--- Start ---

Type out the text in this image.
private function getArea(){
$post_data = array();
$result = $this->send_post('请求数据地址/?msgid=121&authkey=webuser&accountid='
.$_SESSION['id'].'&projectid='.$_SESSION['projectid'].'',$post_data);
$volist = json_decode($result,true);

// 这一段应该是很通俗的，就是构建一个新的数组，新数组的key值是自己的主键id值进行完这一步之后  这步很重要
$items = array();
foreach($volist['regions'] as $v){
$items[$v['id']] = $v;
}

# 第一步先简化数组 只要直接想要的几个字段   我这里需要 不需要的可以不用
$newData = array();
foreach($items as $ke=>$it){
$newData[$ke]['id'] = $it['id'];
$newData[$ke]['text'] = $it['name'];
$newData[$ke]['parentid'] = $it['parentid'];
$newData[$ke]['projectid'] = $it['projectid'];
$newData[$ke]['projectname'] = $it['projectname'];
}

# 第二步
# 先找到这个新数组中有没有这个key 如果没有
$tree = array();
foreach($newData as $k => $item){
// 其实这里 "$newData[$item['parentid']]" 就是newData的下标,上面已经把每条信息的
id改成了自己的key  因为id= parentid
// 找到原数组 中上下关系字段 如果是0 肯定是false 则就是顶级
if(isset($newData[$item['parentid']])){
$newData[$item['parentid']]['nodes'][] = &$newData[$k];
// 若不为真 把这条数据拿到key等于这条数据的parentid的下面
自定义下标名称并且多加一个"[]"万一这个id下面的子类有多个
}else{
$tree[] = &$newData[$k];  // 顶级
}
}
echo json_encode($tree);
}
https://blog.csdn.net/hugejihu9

--- End ---

### EXERCISE OBJECTIVE
Find the word "projectid" in the data and show each line that holds it.

### OUTPUT OF THE EXERCISE
.$_SESSION['id'].'&projectid='.$_SESSION['projectid'].'',$post_data);
$newData[$ke]['projectid'] = $it['projectid'];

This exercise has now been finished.